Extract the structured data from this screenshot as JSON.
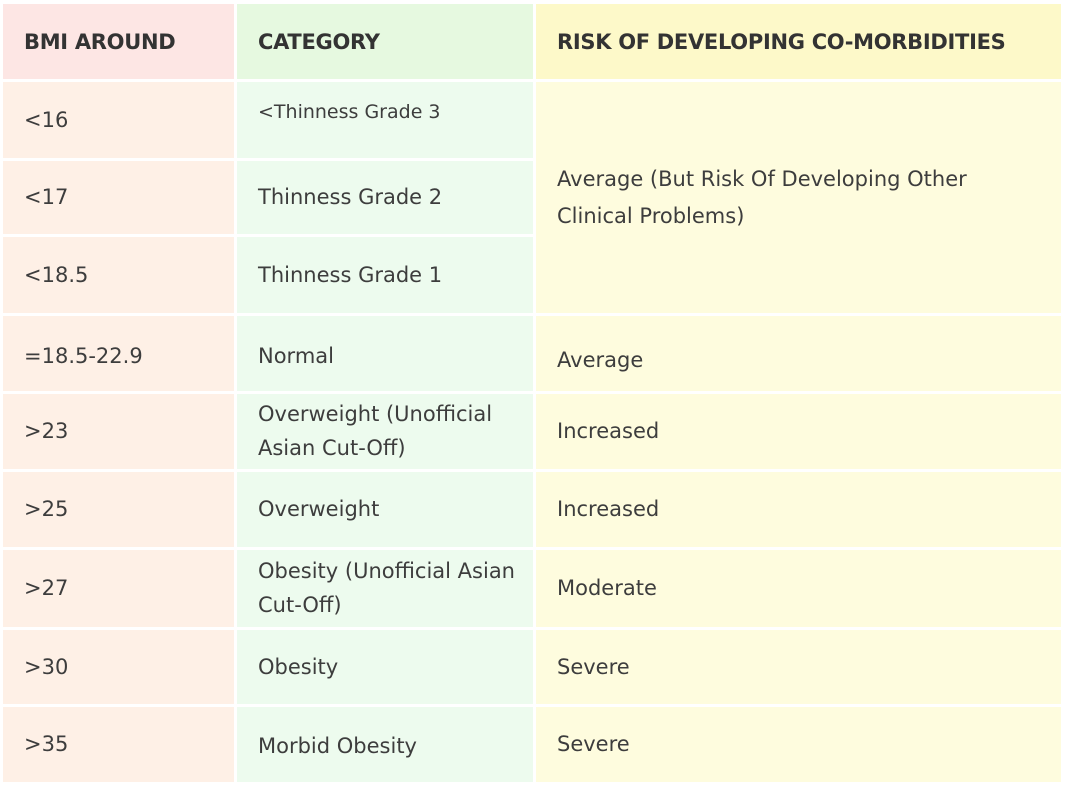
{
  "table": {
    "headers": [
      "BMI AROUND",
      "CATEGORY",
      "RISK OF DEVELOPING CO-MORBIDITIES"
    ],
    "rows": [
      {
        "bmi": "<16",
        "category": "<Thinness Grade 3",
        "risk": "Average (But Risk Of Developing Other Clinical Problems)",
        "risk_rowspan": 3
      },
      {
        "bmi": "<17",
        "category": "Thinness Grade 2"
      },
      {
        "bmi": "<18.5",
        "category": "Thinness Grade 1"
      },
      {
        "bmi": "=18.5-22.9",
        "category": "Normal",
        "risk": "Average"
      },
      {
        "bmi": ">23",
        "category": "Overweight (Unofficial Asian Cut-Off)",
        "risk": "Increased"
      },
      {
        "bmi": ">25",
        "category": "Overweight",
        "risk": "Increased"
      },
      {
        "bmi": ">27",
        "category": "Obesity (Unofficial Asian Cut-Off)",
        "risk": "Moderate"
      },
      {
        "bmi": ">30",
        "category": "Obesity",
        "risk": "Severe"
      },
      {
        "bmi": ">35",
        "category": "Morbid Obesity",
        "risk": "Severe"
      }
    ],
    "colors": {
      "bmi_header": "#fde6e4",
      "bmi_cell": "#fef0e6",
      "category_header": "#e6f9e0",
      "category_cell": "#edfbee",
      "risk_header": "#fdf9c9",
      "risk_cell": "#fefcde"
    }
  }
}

• [EXERCISE BRIEF]: Transcribe the preceding listing in its entirety and with exact wording, leaving out pictures.

• [RESPONSE BELOW]:
Extract the structured data from this screenshot as JSON.
{
  "table": {
    "headers": [
      "BMI AROUND",
      "CATEGORY",
      "RISK OF DEVELOPING CO-MORBIDITIES"
    ],
    "rows": [
      {
        "bmi": "<16",
        "category": "<Thinness Grade 3",
        "risk": "Average (But Risk Of Developing Other Clinical Problems)",
        "risk_rowspan": 3
      },
      {
        "bmi": "<17",
        "category": "Thinness Grade 2"
      },
      {
        "bmi": "<18.5",
        "category": "Thinness Grade 1"
      },
      {
        "bmi": "=18.5-22.9",
        "category": "Normal",
        "risk": "Average"
      },
      {
        "bmi": ">23",
        "category": "Overweight (Unofficial Asian Cut-Off)",
        "risk": "Increased"
      },
      {
        "bmi": ">25",
        "category": "Overweight",
        "risk": "Increased"
      },
      {
        "bmi": ">27",
        "category": "Obesity (Unofficial Asian Cut-Off)",
        "risk": "Moderate"
      },
      {
        "bmi": ">30",
        "category": "Obesity",
        "risk": "Severe"
      },
      {
        "bmi": ">35",
        "category": "Morbid Obesity",
        "risk": "Severe"
      }
    ],
    "colors": {
      "bmi_header": "#fde6e4",
      "bmi_cell": "#fef0e6",
      "category_header": "#e6f9e0",
      "category_cell": "#edfbee",
      "risk_header": "#fdf9c9",
      "risk_cell": "#fefcde"
    }
  }
}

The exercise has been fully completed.